- [Stored records]:
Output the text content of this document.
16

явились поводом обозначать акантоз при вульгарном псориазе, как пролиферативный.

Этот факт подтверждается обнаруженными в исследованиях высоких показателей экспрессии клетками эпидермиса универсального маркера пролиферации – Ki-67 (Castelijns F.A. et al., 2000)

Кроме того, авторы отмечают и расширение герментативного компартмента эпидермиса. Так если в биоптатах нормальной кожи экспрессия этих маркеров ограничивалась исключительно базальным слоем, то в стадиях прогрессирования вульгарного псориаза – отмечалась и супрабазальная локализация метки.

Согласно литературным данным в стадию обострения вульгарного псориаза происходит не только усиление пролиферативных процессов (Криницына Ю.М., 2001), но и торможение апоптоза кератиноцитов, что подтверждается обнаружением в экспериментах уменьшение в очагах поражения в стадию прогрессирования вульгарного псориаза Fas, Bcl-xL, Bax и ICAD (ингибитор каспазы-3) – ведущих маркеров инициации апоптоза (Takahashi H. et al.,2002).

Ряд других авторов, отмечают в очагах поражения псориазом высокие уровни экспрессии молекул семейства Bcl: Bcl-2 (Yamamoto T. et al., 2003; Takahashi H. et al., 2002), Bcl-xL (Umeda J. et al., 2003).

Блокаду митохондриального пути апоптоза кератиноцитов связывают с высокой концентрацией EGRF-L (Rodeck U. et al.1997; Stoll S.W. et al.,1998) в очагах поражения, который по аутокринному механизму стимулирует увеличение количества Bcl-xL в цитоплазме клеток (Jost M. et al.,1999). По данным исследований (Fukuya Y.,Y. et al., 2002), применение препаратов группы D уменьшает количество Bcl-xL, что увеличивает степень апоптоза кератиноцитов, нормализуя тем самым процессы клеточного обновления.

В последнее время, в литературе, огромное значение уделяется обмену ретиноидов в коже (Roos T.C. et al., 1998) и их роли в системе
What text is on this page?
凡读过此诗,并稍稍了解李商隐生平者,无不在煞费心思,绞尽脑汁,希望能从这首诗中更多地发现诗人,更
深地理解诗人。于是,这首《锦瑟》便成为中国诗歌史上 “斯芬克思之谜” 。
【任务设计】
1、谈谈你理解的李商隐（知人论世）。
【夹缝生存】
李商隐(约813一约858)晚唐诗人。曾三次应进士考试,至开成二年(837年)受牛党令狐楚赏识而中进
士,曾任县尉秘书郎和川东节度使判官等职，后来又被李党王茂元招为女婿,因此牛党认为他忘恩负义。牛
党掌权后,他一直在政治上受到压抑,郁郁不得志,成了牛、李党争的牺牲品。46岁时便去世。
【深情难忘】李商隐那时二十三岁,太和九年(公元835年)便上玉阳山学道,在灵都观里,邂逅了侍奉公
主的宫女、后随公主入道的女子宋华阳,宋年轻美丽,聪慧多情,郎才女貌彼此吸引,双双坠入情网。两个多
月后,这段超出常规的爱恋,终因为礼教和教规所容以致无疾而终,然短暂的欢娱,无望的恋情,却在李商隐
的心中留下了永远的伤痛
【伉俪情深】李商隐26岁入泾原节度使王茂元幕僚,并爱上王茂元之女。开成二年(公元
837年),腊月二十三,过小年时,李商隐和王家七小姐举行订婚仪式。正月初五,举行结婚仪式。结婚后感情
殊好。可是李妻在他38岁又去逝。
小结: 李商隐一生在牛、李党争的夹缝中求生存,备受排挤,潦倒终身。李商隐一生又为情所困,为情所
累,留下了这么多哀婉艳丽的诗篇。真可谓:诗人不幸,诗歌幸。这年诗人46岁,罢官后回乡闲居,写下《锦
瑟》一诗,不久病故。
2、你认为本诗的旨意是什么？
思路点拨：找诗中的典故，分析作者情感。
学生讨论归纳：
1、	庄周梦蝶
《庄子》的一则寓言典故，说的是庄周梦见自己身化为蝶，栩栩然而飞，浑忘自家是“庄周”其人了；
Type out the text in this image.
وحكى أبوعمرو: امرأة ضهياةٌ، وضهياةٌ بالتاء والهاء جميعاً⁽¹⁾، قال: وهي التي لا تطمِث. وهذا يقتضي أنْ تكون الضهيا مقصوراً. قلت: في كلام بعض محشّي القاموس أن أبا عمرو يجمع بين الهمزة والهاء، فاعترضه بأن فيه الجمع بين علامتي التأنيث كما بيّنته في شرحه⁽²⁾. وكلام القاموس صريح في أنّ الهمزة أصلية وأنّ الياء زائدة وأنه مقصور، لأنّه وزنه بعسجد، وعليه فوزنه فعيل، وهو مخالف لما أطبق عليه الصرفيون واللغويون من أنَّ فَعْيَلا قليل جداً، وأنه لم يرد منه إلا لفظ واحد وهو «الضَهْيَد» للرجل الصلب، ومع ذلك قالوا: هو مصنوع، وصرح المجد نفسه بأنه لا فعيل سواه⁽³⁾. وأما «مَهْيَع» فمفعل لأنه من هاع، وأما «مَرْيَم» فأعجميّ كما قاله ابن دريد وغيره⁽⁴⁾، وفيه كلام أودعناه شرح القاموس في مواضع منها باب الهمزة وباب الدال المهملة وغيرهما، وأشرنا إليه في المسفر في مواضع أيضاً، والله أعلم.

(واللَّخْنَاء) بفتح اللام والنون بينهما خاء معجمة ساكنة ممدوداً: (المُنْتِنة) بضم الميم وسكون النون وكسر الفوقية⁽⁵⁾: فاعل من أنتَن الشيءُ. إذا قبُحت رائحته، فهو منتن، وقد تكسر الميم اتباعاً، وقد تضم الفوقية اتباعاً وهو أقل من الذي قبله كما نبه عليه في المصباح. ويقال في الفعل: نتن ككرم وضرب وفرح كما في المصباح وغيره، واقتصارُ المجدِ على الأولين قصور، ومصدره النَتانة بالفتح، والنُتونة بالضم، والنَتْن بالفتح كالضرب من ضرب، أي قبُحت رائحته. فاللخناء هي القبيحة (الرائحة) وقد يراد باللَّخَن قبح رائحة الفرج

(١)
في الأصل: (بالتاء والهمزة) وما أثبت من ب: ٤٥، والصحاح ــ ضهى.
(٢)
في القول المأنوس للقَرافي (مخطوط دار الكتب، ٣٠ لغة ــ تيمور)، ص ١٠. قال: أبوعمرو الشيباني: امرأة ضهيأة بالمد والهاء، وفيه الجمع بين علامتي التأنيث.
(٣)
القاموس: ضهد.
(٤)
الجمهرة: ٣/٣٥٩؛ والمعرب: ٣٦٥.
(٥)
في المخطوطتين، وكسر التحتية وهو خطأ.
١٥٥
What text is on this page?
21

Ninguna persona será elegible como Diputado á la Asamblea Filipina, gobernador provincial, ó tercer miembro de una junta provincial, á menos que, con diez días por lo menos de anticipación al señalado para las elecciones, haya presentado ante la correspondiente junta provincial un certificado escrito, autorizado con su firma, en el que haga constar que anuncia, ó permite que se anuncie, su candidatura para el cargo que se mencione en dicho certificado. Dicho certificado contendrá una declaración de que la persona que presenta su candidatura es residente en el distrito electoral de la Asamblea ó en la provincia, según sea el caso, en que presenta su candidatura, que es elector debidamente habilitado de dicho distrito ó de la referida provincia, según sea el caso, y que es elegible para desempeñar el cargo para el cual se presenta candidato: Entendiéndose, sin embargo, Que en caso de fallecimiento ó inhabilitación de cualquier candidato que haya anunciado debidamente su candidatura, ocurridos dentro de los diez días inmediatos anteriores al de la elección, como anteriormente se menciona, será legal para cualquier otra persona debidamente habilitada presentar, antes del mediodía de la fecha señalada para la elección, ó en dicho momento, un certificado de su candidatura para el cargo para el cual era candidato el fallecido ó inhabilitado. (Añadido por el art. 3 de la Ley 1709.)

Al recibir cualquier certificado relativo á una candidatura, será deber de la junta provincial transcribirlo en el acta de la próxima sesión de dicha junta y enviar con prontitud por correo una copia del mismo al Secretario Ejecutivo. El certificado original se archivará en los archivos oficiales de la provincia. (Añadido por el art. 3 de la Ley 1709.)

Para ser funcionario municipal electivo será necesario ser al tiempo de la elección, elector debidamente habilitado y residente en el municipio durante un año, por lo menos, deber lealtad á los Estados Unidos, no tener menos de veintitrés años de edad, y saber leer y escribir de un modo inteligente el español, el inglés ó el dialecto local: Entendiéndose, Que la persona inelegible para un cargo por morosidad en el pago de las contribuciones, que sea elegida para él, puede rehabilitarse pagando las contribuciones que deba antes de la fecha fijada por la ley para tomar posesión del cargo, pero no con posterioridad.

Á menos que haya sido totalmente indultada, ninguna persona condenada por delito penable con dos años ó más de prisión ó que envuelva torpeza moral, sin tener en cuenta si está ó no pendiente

- [Your instructions]: Show each line holding the word "this".

- [Problem solution]:
Output the text content of this document.
What text is on this page?
Type out the text in this image.
What text is on this page?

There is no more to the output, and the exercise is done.